[Dataset rows about figures]
--- --- ---
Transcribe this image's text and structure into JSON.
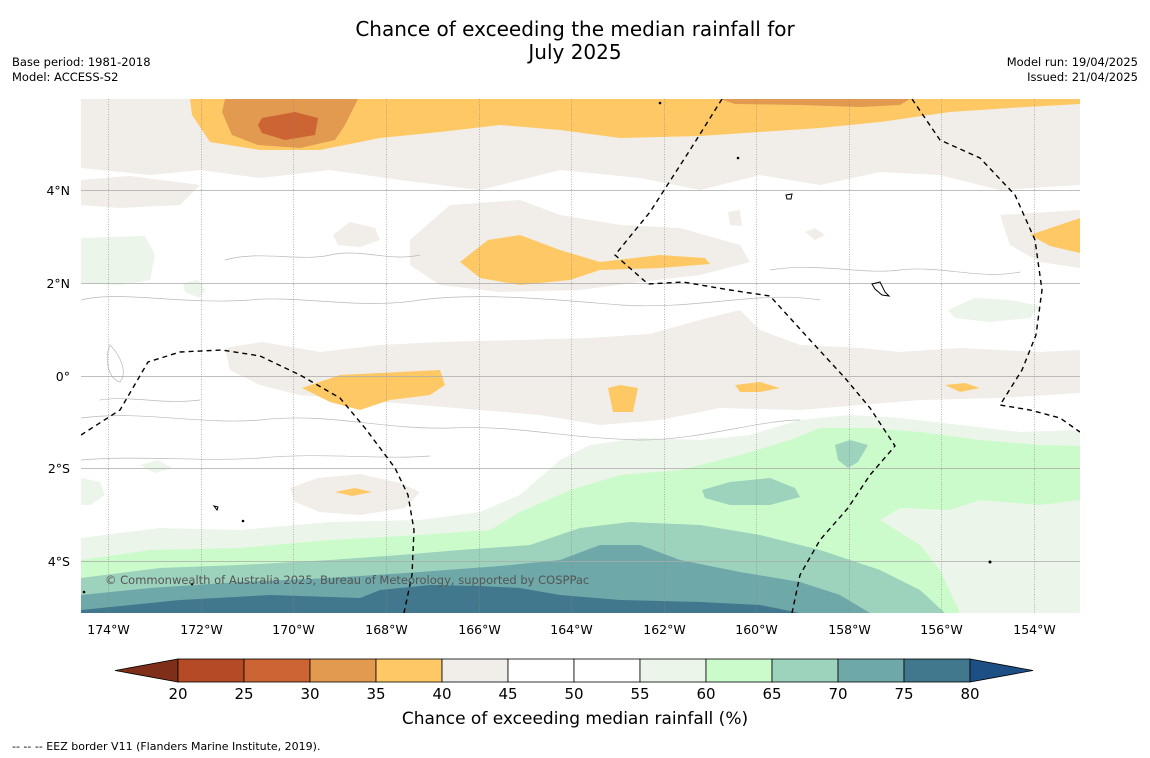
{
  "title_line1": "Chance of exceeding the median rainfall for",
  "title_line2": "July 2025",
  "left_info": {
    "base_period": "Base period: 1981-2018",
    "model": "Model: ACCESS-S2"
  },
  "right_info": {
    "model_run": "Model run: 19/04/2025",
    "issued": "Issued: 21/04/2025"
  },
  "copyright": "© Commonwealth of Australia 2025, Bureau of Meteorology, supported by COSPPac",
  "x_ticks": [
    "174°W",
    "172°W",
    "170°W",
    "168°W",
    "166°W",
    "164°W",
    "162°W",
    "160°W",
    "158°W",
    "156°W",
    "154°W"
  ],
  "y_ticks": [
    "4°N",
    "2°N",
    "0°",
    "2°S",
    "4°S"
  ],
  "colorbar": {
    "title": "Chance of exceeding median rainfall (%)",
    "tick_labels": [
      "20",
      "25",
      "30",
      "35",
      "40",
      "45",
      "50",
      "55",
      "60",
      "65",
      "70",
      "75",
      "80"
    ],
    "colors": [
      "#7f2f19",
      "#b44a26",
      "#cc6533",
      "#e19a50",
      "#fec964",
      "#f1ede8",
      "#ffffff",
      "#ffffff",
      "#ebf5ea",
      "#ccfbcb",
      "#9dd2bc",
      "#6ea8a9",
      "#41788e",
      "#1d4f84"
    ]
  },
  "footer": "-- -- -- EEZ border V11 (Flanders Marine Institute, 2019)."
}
--- --- ---
DIRECTIONS FOR THIS TASK =
Review the preceding data and report every line that includes the string "exceeding".

SOLUTION FOR THIS TASK =
  "title_line1": "Chance of exceeding the median rainfall for",
    "title": "Chance of exceeding median rainfall (%)",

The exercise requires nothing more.